## TO BE DONE
Sift the listing for lines that hold the string "methods" and pull them out.

(Dataset excerpt)
◇ ◇ ◇ ◇ ◇ ◇ ◇

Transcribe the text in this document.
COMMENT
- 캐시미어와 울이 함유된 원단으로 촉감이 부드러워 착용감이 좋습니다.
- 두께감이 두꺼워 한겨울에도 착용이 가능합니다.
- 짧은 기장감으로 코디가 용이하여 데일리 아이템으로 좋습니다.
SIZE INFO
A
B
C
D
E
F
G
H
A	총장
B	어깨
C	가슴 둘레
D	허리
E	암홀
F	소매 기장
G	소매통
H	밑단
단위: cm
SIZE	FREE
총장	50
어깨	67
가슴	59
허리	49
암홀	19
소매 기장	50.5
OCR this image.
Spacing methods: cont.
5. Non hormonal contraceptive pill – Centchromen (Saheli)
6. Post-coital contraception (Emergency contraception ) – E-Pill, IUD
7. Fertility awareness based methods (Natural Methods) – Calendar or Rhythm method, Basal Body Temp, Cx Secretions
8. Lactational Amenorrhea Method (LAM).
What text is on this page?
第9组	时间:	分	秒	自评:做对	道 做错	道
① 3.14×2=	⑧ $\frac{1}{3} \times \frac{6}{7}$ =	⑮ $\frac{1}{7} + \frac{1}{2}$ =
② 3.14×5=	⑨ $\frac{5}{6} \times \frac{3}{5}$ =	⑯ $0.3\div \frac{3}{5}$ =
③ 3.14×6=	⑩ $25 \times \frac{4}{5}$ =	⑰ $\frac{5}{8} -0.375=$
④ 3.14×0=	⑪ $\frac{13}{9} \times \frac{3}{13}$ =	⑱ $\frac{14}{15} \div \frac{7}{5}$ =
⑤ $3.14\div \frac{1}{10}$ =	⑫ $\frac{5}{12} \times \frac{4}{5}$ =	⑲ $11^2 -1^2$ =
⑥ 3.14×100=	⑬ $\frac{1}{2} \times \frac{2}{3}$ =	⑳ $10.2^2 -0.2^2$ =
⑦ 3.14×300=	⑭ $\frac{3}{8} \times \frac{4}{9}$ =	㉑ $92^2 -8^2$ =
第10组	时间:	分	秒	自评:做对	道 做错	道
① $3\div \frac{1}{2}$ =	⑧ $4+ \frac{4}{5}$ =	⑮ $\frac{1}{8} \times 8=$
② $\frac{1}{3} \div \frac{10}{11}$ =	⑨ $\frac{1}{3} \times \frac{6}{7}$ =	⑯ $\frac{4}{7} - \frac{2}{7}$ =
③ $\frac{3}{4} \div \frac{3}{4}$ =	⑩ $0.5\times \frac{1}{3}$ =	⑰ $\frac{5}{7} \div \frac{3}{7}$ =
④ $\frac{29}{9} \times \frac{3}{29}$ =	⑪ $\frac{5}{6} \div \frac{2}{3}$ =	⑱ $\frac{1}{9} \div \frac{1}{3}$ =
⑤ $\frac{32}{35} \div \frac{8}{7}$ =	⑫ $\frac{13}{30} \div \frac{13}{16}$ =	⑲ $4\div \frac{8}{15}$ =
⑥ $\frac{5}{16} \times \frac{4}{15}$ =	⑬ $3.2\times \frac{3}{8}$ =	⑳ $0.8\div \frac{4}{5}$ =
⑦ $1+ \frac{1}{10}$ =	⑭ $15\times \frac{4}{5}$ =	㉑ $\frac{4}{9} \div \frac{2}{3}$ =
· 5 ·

◇ ◇ ◇ ◇ ◇ ◇ ◇

## TASK SOLUTION
Spacing methods: cont.
7. Fertility awareness based methods (Natural Methods) – Calendar or Rhythm method, Basal Body Temp, Cx Secretions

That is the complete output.